Given request:
Filter the entries and keep only the lines where the string "Bacalah" appears.

Data:
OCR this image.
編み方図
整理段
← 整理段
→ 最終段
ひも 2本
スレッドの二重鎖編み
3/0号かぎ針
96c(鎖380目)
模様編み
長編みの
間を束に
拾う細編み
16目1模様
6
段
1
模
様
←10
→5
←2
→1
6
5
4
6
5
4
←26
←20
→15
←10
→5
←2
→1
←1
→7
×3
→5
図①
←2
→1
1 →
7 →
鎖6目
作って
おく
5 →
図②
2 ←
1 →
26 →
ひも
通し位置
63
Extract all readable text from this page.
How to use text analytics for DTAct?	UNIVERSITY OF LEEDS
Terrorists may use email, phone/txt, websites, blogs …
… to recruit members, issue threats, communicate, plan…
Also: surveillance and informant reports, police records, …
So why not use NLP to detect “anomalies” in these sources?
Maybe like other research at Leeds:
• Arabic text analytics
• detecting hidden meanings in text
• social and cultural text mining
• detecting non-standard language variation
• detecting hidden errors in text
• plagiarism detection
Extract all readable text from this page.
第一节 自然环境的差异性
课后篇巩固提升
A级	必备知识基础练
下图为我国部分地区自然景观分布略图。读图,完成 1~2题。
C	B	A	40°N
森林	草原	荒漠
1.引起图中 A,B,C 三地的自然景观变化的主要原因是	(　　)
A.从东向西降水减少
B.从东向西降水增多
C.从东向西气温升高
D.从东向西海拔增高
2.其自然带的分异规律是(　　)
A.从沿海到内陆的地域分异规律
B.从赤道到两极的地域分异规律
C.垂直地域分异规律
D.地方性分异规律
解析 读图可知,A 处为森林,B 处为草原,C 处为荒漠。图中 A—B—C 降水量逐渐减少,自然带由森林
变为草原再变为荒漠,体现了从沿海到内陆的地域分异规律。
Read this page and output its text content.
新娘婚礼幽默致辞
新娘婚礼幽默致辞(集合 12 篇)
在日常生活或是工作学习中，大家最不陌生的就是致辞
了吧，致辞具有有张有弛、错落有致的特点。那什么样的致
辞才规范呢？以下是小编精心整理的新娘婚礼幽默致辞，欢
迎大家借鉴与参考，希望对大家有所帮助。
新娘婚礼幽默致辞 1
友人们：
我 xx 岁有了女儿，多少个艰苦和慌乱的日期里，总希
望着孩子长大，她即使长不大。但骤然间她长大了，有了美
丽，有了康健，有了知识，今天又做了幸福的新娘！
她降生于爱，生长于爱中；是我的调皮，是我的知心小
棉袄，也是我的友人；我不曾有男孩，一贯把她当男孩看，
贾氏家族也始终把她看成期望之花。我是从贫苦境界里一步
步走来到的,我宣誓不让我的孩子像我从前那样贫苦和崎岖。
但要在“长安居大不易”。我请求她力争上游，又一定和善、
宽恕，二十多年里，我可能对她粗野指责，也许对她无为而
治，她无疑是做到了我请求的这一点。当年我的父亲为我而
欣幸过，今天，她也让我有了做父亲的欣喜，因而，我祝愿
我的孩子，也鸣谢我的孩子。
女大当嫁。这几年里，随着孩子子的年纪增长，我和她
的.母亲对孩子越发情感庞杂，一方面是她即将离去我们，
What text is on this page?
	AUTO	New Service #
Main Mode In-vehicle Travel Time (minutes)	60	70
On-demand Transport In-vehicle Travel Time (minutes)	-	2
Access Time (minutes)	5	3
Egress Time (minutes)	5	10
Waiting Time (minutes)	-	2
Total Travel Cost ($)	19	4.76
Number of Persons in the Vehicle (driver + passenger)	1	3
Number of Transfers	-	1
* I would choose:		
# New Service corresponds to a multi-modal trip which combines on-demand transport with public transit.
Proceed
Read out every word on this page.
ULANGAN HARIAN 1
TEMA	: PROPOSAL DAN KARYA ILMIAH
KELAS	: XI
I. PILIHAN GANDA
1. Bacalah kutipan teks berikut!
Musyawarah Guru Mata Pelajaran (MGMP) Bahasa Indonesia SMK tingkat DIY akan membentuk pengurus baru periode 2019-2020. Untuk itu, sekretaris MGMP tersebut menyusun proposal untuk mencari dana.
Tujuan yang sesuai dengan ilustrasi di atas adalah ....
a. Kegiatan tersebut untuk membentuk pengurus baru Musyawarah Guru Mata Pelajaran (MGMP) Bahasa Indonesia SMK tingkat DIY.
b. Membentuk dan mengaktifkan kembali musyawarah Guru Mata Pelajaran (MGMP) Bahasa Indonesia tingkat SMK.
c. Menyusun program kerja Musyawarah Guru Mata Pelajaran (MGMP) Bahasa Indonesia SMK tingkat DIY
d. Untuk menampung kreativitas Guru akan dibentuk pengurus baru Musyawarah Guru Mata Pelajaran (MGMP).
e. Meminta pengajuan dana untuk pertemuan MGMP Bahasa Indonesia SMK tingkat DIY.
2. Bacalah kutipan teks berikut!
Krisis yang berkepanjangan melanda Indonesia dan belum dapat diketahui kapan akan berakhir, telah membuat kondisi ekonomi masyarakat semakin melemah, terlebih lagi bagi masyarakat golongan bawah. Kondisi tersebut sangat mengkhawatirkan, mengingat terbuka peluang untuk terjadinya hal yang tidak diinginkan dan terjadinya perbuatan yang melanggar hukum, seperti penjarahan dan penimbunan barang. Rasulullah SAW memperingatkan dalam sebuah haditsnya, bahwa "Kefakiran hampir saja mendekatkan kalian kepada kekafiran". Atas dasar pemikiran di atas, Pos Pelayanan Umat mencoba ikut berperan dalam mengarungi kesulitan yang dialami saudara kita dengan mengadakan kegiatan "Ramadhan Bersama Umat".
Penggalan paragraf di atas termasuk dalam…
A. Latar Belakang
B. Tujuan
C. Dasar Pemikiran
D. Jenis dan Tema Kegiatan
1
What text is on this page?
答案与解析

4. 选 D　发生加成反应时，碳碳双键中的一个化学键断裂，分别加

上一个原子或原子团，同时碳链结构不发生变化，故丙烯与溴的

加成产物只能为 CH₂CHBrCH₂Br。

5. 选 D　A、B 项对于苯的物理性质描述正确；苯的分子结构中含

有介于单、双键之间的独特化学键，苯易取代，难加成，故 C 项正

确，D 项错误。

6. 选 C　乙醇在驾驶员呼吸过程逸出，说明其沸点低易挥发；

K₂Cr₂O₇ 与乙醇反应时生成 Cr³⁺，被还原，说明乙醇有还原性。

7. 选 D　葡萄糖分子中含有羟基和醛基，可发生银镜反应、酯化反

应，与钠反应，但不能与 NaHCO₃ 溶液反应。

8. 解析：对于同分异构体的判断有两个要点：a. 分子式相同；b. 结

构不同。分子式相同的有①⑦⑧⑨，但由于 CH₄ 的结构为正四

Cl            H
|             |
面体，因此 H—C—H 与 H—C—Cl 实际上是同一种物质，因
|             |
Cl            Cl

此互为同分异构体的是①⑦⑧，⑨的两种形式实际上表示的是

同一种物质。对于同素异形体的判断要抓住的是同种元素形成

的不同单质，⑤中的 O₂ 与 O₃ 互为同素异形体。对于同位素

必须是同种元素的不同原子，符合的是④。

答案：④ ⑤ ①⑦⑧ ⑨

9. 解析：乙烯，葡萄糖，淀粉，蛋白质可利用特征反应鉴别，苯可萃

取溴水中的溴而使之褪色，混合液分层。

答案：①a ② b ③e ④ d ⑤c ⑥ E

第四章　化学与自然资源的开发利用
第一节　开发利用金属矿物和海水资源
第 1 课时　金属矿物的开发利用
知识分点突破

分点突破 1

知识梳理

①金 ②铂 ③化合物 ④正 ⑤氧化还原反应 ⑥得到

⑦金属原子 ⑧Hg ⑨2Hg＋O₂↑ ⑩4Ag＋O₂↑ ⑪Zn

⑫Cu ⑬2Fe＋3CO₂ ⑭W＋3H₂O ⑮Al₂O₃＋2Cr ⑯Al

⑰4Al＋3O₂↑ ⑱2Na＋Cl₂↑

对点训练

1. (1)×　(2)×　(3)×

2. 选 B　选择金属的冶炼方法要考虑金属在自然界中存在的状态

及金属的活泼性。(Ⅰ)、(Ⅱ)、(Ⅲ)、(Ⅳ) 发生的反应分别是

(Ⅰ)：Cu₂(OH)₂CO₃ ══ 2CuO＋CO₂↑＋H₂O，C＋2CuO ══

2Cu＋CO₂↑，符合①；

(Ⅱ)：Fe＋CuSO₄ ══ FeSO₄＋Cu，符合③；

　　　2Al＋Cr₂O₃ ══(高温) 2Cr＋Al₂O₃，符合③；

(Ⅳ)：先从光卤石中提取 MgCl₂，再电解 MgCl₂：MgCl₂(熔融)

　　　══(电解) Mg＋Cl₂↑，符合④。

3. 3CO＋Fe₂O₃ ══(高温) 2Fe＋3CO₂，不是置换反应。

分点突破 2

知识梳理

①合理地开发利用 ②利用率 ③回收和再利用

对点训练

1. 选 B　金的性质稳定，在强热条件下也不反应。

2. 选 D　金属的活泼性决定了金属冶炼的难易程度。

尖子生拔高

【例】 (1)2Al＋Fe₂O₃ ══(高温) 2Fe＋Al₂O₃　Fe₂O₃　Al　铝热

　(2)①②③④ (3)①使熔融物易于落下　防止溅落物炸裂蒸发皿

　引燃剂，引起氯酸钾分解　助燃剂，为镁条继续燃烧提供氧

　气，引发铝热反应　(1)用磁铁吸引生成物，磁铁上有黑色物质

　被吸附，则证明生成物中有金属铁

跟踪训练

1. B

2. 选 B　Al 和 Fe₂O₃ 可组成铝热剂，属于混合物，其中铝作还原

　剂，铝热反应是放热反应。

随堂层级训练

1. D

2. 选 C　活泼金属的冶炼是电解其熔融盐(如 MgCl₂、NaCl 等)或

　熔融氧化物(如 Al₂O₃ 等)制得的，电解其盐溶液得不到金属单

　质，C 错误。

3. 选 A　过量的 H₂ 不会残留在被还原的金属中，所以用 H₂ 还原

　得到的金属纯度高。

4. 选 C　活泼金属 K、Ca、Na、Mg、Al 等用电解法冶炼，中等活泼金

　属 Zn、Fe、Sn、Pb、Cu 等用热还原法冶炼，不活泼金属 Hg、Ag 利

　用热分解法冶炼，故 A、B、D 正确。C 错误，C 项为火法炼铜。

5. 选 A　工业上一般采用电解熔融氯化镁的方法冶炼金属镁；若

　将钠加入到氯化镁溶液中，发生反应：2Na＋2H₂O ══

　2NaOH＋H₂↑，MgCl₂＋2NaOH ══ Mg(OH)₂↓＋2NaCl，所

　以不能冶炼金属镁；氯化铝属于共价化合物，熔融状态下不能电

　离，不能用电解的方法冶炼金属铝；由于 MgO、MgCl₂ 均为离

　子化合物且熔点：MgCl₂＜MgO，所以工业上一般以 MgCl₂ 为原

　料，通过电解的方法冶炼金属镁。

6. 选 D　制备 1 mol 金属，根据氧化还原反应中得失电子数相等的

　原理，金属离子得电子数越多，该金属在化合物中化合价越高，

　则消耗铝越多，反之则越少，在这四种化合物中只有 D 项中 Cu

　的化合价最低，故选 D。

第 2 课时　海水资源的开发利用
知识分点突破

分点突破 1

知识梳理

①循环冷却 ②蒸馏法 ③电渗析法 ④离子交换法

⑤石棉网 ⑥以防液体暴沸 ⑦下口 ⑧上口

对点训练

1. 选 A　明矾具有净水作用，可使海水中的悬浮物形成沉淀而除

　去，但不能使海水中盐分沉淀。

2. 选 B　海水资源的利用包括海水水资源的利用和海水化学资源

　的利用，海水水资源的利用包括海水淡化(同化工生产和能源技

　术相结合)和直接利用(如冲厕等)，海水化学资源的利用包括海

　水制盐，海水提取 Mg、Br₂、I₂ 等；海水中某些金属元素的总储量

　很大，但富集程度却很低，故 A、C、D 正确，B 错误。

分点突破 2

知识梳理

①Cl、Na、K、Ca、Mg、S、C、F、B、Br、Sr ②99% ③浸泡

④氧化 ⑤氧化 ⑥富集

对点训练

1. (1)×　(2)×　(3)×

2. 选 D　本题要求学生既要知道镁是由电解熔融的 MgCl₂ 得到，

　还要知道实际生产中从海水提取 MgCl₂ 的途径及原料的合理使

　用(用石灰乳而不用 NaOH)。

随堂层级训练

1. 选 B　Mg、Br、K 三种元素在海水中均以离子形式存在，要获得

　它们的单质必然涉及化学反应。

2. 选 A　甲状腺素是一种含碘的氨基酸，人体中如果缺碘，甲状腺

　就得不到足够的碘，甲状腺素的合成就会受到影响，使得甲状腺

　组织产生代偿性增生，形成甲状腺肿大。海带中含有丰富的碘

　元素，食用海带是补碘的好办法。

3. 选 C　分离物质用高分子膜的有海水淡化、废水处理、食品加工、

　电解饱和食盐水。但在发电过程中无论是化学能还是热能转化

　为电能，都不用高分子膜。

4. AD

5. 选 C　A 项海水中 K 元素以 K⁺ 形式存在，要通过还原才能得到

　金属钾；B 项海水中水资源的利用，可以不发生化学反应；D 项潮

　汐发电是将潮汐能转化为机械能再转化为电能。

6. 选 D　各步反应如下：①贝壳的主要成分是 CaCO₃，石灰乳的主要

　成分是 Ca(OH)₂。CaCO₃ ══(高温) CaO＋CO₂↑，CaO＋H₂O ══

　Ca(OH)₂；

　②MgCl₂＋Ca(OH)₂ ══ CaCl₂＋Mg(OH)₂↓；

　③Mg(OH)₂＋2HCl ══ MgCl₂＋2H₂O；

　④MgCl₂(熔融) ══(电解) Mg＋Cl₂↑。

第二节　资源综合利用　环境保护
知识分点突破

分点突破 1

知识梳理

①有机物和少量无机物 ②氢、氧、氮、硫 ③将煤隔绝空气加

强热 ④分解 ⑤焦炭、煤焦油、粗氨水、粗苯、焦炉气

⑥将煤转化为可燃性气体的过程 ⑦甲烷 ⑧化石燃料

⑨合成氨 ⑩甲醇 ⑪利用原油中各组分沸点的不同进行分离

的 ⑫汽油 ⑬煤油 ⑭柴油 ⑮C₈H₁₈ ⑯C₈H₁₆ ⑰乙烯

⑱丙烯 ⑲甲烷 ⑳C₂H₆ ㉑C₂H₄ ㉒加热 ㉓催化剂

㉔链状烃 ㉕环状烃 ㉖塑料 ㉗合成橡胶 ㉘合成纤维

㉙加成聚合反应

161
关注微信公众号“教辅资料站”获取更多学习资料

Correct response:
1. Bacalah kutipan teks berikut!
2. Bacalah kutipan teks berikut!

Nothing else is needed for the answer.